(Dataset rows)
START

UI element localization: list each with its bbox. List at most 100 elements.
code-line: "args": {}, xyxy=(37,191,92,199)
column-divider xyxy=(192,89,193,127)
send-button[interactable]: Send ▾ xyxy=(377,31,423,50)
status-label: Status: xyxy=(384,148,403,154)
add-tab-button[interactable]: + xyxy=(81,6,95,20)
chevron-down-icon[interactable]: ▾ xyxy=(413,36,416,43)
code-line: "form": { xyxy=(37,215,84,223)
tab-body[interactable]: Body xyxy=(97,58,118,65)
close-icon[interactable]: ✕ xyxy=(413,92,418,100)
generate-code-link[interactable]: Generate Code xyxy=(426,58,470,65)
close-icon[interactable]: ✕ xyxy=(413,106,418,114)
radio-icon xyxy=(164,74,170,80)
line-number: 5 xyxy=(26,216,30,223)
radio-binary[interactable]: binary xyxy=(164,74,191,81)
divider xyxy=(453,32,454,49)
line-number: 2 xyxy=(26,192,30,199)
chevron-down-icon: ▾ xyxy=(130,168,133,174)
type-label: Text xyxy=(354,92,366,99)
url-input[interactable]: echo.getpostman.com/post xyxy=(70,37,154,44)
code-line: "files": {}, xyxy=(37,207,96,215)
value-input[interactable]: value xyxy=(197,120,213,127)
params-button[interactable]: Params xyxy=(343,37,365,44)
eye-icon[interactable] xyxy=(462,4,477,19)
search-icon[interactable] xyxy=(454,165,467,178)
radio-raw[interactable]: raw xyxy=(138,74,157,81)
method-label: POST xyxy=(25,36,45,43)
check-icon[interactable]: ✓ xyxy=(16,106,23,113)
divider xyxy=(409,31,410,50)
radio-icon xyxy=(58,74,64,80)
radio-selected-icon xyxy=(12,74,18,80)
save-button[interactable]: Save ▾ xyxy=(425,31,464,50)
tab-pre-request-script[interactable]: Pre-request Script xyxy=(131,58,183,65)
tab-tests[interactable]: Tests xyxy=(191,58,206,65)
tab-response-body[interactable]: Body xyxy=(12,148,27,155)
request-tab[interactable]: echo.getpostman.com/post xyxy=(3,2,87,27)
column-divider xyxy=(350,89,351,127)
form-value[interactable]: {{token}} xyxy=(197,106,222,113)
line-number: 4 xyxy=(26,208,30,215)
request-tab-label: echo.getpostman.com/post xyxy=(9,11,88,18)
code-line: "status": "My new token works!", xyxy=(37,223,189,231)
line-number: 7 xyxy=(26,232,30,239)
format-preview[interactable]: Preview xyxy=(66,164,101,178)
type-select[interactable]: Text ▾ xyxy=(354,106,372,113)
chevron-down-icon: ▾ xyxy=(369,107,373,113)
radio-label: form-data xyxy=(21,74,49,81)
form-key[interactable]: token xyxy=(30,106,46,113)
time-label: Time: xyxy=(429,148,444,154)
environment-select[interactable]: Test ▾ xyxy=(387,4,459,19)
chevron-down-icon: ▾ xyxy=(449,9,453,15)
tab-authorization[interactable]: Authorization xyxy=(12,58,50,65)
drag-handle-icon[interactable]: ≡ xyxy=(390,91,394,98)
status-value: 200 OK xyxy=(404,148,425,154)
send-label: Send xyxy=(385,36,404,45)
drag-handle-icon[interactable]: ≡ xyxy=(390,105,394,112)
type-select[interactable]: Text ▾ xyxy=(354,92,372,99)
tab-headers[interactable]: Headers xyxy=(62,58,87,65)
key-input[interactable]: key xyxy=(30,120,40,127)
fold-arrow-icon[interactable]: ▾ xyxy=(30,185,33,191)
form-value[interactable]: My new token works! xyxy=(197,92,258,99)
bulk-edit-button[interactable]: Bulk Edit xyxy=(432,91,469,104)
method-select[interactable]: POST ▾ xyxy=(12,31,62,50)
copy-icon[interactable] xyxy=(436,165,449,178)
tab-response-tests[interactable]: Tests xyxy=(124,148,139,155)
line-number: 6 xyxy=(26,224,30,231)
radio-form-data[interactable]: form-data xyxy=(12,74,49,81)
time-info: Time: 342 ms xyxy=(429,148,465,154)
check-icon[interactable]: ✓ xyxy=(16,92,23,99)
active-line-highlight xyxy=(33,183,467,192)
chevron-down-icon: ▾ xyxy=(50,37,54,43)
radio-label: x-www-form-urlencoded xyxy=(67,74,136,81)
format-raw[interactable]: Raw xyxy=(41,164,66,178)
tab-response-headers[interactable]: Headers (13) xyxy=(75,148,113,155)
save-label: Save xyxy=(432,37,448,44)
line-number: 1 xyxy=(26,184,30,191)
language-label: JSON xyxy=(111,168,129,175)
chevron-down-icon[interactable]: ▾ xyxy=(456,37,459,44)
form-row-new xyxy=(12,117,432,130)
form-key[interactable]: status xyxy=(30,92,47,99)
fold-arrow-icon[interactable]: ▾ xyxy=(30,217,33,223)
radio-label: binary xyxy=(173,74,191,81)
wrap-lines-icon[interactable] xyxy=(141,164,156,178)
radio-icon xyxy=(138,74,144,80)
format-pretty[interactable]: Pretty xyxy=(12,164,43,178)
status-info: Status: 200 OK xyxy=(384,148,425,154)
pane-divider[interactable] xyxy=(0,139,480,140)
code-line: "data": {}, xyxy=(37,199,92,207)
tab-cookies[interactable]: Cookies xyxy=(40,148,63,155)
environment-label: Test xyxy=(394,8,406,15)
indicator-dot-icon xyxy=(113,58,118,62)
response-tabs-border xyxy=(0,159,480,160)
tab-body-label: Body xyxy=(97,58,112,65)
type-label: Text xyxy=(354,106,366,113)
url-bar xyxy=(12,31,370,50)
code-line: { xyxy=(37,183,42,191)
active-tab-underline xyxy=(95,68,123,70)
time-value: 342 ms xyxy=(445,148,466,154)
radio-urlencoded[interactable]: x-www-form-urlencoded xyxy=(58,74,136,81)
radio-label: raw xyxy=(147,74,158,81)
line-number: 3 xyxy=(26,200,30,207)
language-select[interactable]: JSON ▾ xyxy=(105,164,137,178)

END

Retype every line of the records above with no changes.

COMPLETED TASK:
UI element localization: list each with its bbox. List at most 100 elements.
code-line: "args": {}, xyxy=(37,191,92,199)
column-divider xyxy=(192,89,193,127)
send-button[interactable]: Send ▾ xyxy=(377,31,423,50)
status-label: Status: xyxy=(384,148,403,154)
add-tab-button[interactable]: + xyxy=(81,6,95,20)
chevron-down-icon[interactable]: ▾ xyxy=(413,36,416,43)
code-line: "form": { xyxy=(37,215,84,223)
tab-body[interactable]: Body xyxy=(97,58,118,65)
close-icon[interactable]: ✕ xyxy=(413,92,418,100)
generate-code-link[interactable]: Generate Code xyxy=(426,58,470,65)
close-icon[interactable]: ✕ xyxy=(413,106,418,114)
radio-icon xyxy=(164,74,170,80)
line-number: 5 xyxy=(26,216,30,223)
radio-binary[interactable]: binary xyxy=(164,74,191,81)
divider xyxy=(453,32,454,49)
line-number: 2 xyxy=(26,192,30,199)
chevron-down-icon: ▾ xyxy=(130,168,133,174)
type-label: Text xyxy=(354,92,366,99)
url-input[interactable]: echo.getpostman.com/post xyxy=(70,37,154,44)
code-line: "files": {}, xyxy=(37,207,96,215)
value-input[interactable]: value xyxy=(197,120,213,127)
params-button[interactable]: Params xyxy=(343,37,365,44)
eye-icon[interactable] xyxy=(462,4,477,19)
search-icon[interactable] xyxy=(454,165,467,178)
radio-raw[interactable]: raw xyxy=(138,74,157,81)
method-label: POST xyxy=(25,36,45,43)
check-icon[interactable]: ✓ xyxy=(16,106,23,113)
divider xyxy=(409,31,410,50)
radio-icon xyxy=(58,74,64,80)
radio-selected-icon xyxy=(12,74,18,80)
save-button[interactable]: Save ▾ xyxy=(425,31,464,50)
tab-pre-request-script[interactable]: Pre-request Script xyxy=(131,58,183,65)
tab-tests[interactable]: Tests xyxy=(191,58,206,65)
tab-response-body[interactable]: Body xyxy=(12,148,27,155)
request-tab[interactable]: echo.getpostman.com/post xyxy=(3,2,87,27)
column-divider xyxy=(350,89,351,127)
form-value[interactable]: {{token}} xyxy=(197,106,222,113)
line-number: 4 xyxy=(26,208,30,215)
request-tab-label: echo.getpostman.com/post xyxy=(9,11,88,18)
code-line: "status": "My new token works!", xyxy=(37,223,189,231)
line-number: 7 xyxy=(26,232,30,239)
format-preview[interactable]: Preview xyxy=(66,164,101,178)
type-select[interactable]: Text ▾ xyxy=(354,106,372,113)
chevron-down-icon: ▾ xyxy=(369,107,373,113)
radio-label: form-data xyxy=(21,74,49,81)
form-key[interactable]: token xyxy=(30,106,46,113)
time-label: Time: xyxy=(429,148,444,154)
environment-select[interactable]: Test ▾ xyxy=(387,4,459,19)
chevron-down-icon: ▾ xyxy=(449,9,453,15)
tab-authorization[interactable]: Authorization xyxy=(12,58,50,65)
drag-handle-icon[interactable]: ≡ xyxy=(390,91,394,98)
status-value: 200 OK xyxy=(404,148,425,154)
send-label: Send xyxy=(385,36,404,45)
drag-handle-icon[interactable]: ≡ xyxy=(390,105,394,112)
type-select[interactable]: Text ▾ xyxy=(354,92,372,99)
tab-headers[interactable]: Headers xyxy=(62,58,87,65)
key-input[interactable]: key xyxy=(30,120,40,127)
fold-arrow-icon[interactable]: ▾ xyxy=(30,185,33,191)
form-value[interactable]: My new token works! xyxy=(197,92,258,99)
bulk-edit-button[interactable]: Bulk Edit xyxy=(432,91,469,104)
method-select[interactable]: POST ▾ xyxy=(12,31,62,50)
copy-icon[interactable] xyxy=(436,165,449,178)
tab-response-tests[interactable]: Tests xyxy=(124,148,139,155)
line-number: 6 xyxy=(26,224,30,231)
radio-form-data[interactable]: form-data xyxy=(12,74,49,81)
time-info: Time: 342 ms xyxy=(429,148,465,154)
check-icon[interactable]: ✓ xyxy=(16,92,23,99)
active-line-highlight xyxy=(33,183,467,192)
chevron-down-icon: ▾ xyxy=(50,37,54,43)
radio-label: x-www-form-urlencoded xyxy=(67,74,136,81)
format-raw[interactable]: Raw xyxy=(41,164,66,178)
tab-response-headers[interactable]: Headers (13) xyxy=(75,148,113,155)
save-label: Save xyxy=(432,37,448,44)
line-number: 1 xyxy=(26,184,30,191)
language-label: JSON xyxy=(111,168,129,175)
chevron-down-icon[interactable]: ▾ xyxy=(456,37,459,44)
form-row-new xyxy=(12,117,432,130)
form-key[interactable]: status xyxy=(30,92,47,99)
fold-arrow-icon[interactable]: ▾ xyxy=(30,217,33,223)
radio-label: binary xyxy=(173,74,191,81)
wrap-lines-icon[interactable] xyxy=(141,164,156,178)
radio-icon xyxy=(138,74,144,80)
format-pretty[interactable]: Pretty xyxy=(12,164,43,178)
status-info: Status: 200 OK xyxy=(384,148,425,154)
pane-divider[interactable] xyxy=(0,139,480,140)
code-line: "data": {}, xyxy=(37,199,92,207)
tab-cookies[interactable]: Cookies xyxy=(40,148,63,155)
environment-label: Test xyxy=(394,8,406,15)
indicator-dot-icon xyxy=(113,58,118,62)
response-tabs-border xyxy=(0,159,480,160)
tab-body-label: Body xyxy=(97,58,112,65)
type-label: Text xyxy=(354,106,366,113)
url-bar xyxy=(12,31,370,50)
code-line: { xyxy=(37,183,42,191)
active-tab-underline xyxy=(95,68,123,70)
time-value: 342 ms xyxy=(445,148,466,154)
radio-urlencoded[interactable]: x-www-form-urlencoded xyxy=(58,74,136,81)
radio-label: raw xyxy=(147,74,158,81)
line-number: 3 xyxy=(26,200,30,207)
language-select[interactable]: JSON ▾ xyxy=(105,164,137,178)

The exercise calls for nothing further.